[Dataset records]
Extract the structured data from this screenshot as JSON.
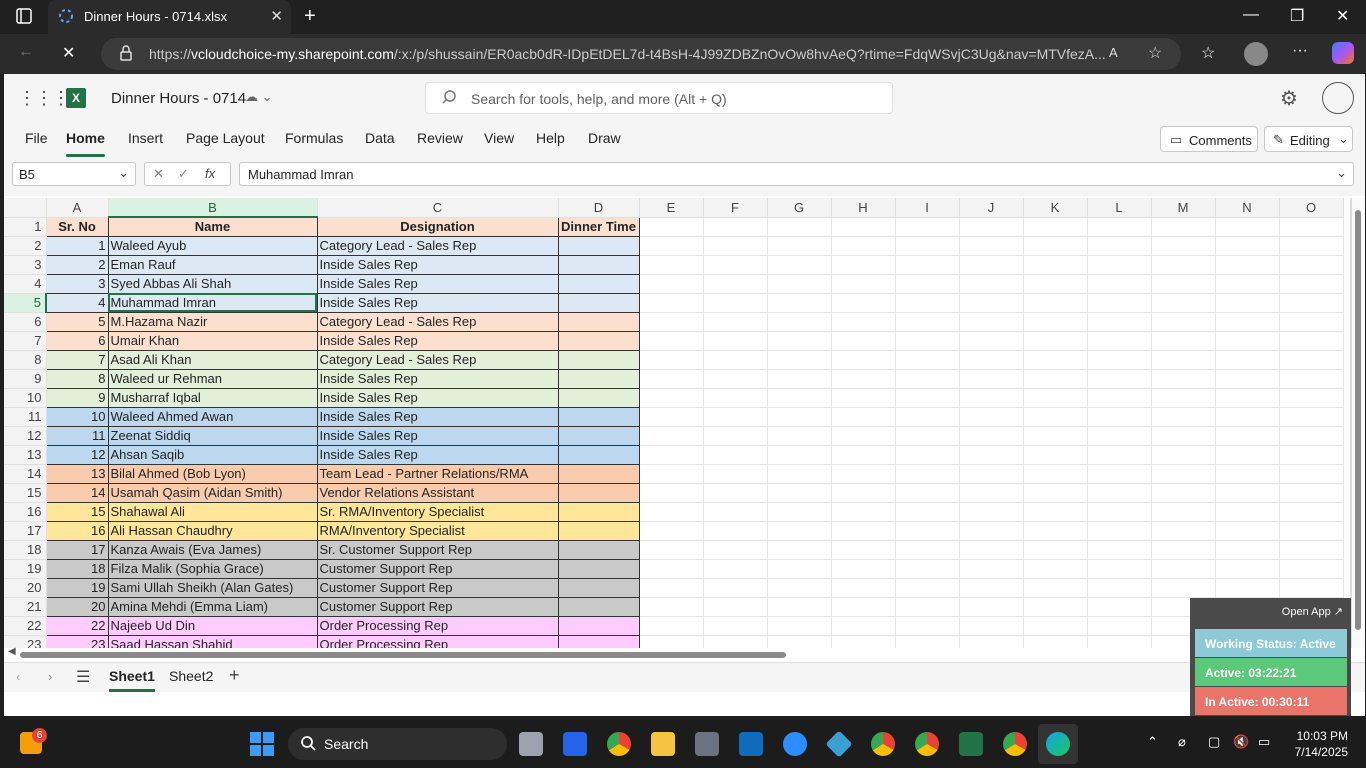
{
  "browser": {
    "tab_title": "Dinner Hours - 0714.xlsx",
    "url_prefix": "https://",
    "url_host": "vcloudchoice-my.sharepoint.com",
    "url_path": "/:x:/p/shussain/ER0acb0dR-IDpEtDEL7d-t4BsH-4J99ZDBZnOvOw8hvAeQ?rtime=FdqWSvjC3Ug&nav=MTVfezA..."
  },
  "app": {
    "doc_title": "Dinner Hours - 0714",
    "search_placeholder": "Search for tools, help, and more (Alt + Q)",
    "comments_label": "Comments",
    "editing_label": "Editing",
    "accent": "#217346"
  },
  "ribbon": {
    "tabs": [
      "File",
      "Home",
      "Insert",
      "Page Layout",
      "Formulas",
      "Data",
      "Review",
      "View",
      "Help",
      "Draw"
    ],
    "active": "Home"
  },
  "formula_bar": {
    "name_box": "B5",
    "fx_label": "fx",
    "value": "Muhammad Imran"
  },
  "grid": {
    "columns": [
      "A",
      "B",
      "C",
      "D",
      "E",
      "F",
      "G",
      "H",
      "I",
      "J",
      "K",
      "L",
      "M",
      "N",
      "O"
    ],
    "selected_column": "B",
    "selected_row": "5",
    "header_row": {
      "row": "1",
      "a": "Sr. No",
      "b": "Name",
      "c": "Designation",
      "d": "Dinner Time",
      "color": "#fbe0d0"
    },
    "rows": [
      {
        "row": "2",
        "a": "1",
        "b": "Waleed Ayub",
        "c": "Category Lead - Sales Rep",
        "color": "#dce9f5"
      },
      {
        "row": "3",
        "a": "2",
        "b": "Eman Rauf",
        "c": "Inside Sales Rep",
        "color": "#dce9f5"
      },
      {
        "row": "4",
        "a": "3",
        "b": "Syed Abbas Ali Shah",
        "c": "Inside Sales Rep",
        "color": "#dce9f5"
      },
      {
        "row": "5",
        "a": "4",
        "b": "Muhammad Imran",
        "c": "Inside Sales Rep",
        "color": "#dce9f5"
      },
      {
        "row": "6",
        "a": "5",
        "b": "M.Hazama Nazir",
        "c": "Category Lead - Sales Rep",
        "color": "#fbe0d0"
      },
      {
        "row": "7",
        "a": "6",
        "b": "Umair Khan",
        "c": "Inside Sales Rep",
        "color": "#fbe0d0"
      },
      {
        "row": "8",
        "a": "7",
        "b": "Asad Ali Khan",
        "c": "Category Lead - Sales Rep",
        "color": "#e2efd9"
      },
      {
        "row": "9",
        "a": "8",
        "b": "Waleed ur Rehman",
        "c": "Inside Sales Rep",
        "color": "#e2efd9"
      },
      {
        "row": "10",
        "a": "9",
        "b": "Musharraf Iqbal",
        "c": "Inside Sales Rep",
        "color": "#e2efd9"
      },
      {
        "row": "11",
        "a": "10",
        "b": "Waleed Ahmed Awan",
        "c": "Inside Sales Rep",
        "color": "#bdd7ee"
      },
      {
        "row": "12",
        "a": "11",
        "b": "Zeenat Siddiq",
        "c": "Inside Sales Rep",
        "color": "#bdd7ee"
      },
      {
        "row": "13",
        "a": "12",
        "b": "Ahsan Saqib",
        "c": "Inside Sales Rep",
        "color": "#bdd7ee"
      },
      {
        "row": "14",
        "a": "13",
        "b": "Bilal Ahmed (Bob Lyon)",
        "c": "Team Lead - Partner Relations/RMA",
        "color": "#f8cbad"
      },
      {
        "row": "15",
        "a": "14",
        "b": "Usamah Qasim (Aidan Smith)",
        "c": "Vendor Relations Assistant",
        "color": "#f8cbad"
      },
      {
        "row": "16",
        "a": "15",
        "b": "Shahawal Ali",
        "c": "Sr. RMA/Inventory Specialist",
        "color": "#ffe699"
      },
      {
        "row": "17",
        "a": "16",
        "b": "Ali Hassan Chaudhry",
        "c": "RMA/Inventory Specialist",
        "color": "#ffe699"
      },
      {
        "row": "18",
        "a": "17",
        "b": "Kanza Awais (Eva James)",
        "c": "Sr. Customer Support Rep",
        "color": "#c9c9c9"
      },
      {
        "row": "19",
        "a": "18",
        "b": "Filza Malik (Sophia Grace)",
        "c": "Customer Support Rep",
        "color": "#c9c9c9"
      },
      {
        "row": "20",
        "a": "19",
        "b": "Sami Ullah Sheikh (Alan Gates)",
        "c": "Customer Support Rep",
        "color": "#c9c9c9"
      },
      {
        "row": "21",
        "a": "20",
        "b": "Amina Mehdi (Emma Liam)",
        "c": "Customer Support Rep",
        "color": "#c9c9c9"
      },
      {
        "row": "22",
        "a": "22",
        "b": "Najeeb Ud Din",
        "c": "Order Processing Rep",
        "color": "#ffccff"
      },
      {
        "row": "23",
        "a": "23",
        "b": "Saad Hassan Shahid",
        "c": "Order Processing Rep",
        "color": "#ffccff"
      }
    ]
  },
  "sheets": {
    "tabs": [
      "Sheet1",
      "Sheet2"
    ],
    "active": "Sheet1"
  },
  "popup": {
    "open_app": "Open App ↗",
    "working_status": "Working Status: Active",
    "active": "Active: 03:22:21",
    "inactive": "In Active: 00:30:11"
  },
  "taskbar": {
    "search_label": "Search",
    "time": "10:03 PM",
    "date": "7/14/2025",
    "widget_badge": "6"
  }
}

> Short exercise:
Each entry must be retyped word for word, with every image omitted.

> Result of the task:
Extract the structured data from this screenshot as JSON.
{
  "browser": {
    "tab_title": "Dinner Hours - 0714.xlsx",
    "url_prefix": "https://",
    "url_host": "vcloudchoice-my.sharepoint.com",
    "url_path": "/:x:/p/shussain/ER0acb0dR-IDpEtDEL7d-t4BsH-4J99ZDBZnOvOw8hvAeQ?rtime=FdqWSvjC3Ug&nav=MTVfezA..."
  },
  "app": {
    "doc_title": "Dinner Hours - 0714",
    "search_placeholder": "Search for tools, help, and more (Alt + Q)",
    "comments_label": "Comments",
    "editing_label": "Editing",
    "accent": "#217346"
  },
  "ribbon": {
    "tabs": [
      "File",
      "Home",
      "Insert",
      "Page Layout",
      "Formulas",
      "Data",
      "Review",
      "View",
      "Help",
      "Draw"
    ],
    "active": "Home"
  },
  "formula_bar": {
    "name_box": "B5",
    "fx_label": "fx",
    "value": "Muhammad Imran"
  },
  "grid": {
    "columns": [
      "A",
      "B",
      "C",
      "D",
      "E",
      "F",
      "G",
      "H",
      "I",
      "J",
      "K",
      "L",
      "M",
      "N",
      "O"
    ],
    "selected_column": "B",
    "selected_row": "5",
    "header_row": {
      "row": "1",
      "a": "Sr. No",
      "b": "Name",
      "c": "Designation",
      "d": "Dinner Time",
      "color": "#fbe0d0"
    },
    "rows": [
      {
        "row": "2",
        "a": "1",
        "b": "Waleed Ayub",
        "c": "Category Lead - Sales Rep",
        "color": "#dce9f5"
      },
      {
        "row": "3",
        "a": "2",
        "b": "Eman Rauf",
        "c": "Inside Sales Rep",
        "color": "#dce9f5"
      },
      {
        "row": "4",
        "a": "3",
        "b": "Syed Abbas Ali Shah",
        "c": "Inside Sales Rep",
        "color": "#dce9f5"
      },
      {
        "row": "5",
        "a": "4",
        "b": "Muhammad Imran",
        "c": "Inside Sales Rep",
        "color": "#dce9f5"
      },
      {
        "row": "6",
        "a": "5",
        "b": "M.Hazama Nazir",
        "c": "Category Lead - Sales Rep",
        "color": "#fbe0d0"
      },
      {
        "row": "7",
        "a": "6",
        "b": "Umair Khan",
        "c": "Inside Sales Rep",
        "color": "#fbe0d0"
      },
      {
        "row": "8",
        "a": "7",
        "b": "Asad Ali Khan",
        "c": "Category Lead - Sales Rep",
        "color": "#e2efd9"
      },
      {
        "row": "9",
        "a": "8",
        "b": "Waleed ur Rehman",
        "c": "Inside Sales Rep",
        "color": "#e2efd9"
      },
      {
        "row": "10",
        "a": "9",
        "b": "Musharraf Iqbal",
        "c": "Inside Sales Rep",
        "color": "#e2efd9"
      },
      {
        "row": "11",
        "a": "10",
        "b": "Waleed Ahmed Awan",
        "c": "Inside Sales Rep",
        "color": "#bdd7ee"
      },
      {
        "row": "12",
        "a": "11",
        "b": "Zeenat Siddiq",
        "c": "Inside Sales Rep",
        "color": "#bdd7ee"
      },
      {
        "row": "13",
        "a": "12",
        "b": "Ahsan Saqib",
        "c": "Inside Sales Rep",
        "color": "#bdd7ee"
      },
      {
        "row": "14",
        "a": "13",
        "b": "Bilal Ahmed (Bob Lyon)",
        "c": "Team Lead - Partner Relations/RMA",
        "color": "#f8cbad"
      },
      {
        "row": "15",
        "a": "14",
        "b": "Usamah Qasim (Aidan Smith)",
        "c": "Vendor Relations Assistant",
        "color": "#f8cbad"
      },
      {
        "row": "16",
        "a": "15",
        "b": "Shahawal Ali",
        "c": "Sr. RMA/Inventory Specialist",
        "color": "#ffe699"
      },
      {
        "row": "17",
        "a": "16",
        "b": "Ali Hassan Chaudhry",
        "c": "RMA/Inventory Specialist",
        "color": "#ffe699"
      },
      {
        "row": "18",
        "a": "17",
        "b": "Kanza Awais (Eva James)",
        "c": "Sr. Customer Support Rep",
        "color": "#c9c9c9"
      },
      {
        "row": "19",
        "a": "18",
        "b": "Filza Malik (Sophia Grace)",
        "c": "Customer Support Rep",
        "color": "#c9c9c9"
      },
      {
        "row": "20",
        "a": "19",
        "b": "Sami Ullah Sheikh (Alan Gates)",
        "c": "Customer Support Rep",
        "color": "#c9c9c9"
      },
      {
        "row": "21",
        "a": "20",
        "b": "Amina Mehdi (Emma Liam)",
        "c": "Customer Support Rep",
        "color": "#c9c9c9"
      },
      {
        "row": "22",
        "a": "22",
        "b": "Najeeb Ud Din",
        "c": "Order Processing Rep",
        "color": "#ffccff"
      },
      {
        "row": "23",
        "a": "23",
        "b": "Saad Hassan Shahid",
        "c": "Order Processing Rep",
        "color": "#ffccff"
      }
    ]
  },
  "sheets": {
    "tabs": [
      "Sheet1",
      "Sheet2"
    ],
    "active": "Sheet1"
  },
  "popup": {
    "open_app": "Open App ↗",
    "working_status": "Working Status: Active",
    "active": "Active: 03:22:21",
    "inactive": "In Active: 00:30:11"
  },
  "taskbar": {
    "search_label": "Search",
    "time": "10:03 PM",
    "date": "7/14/2025",
    "widget_badge": "6"
  }
}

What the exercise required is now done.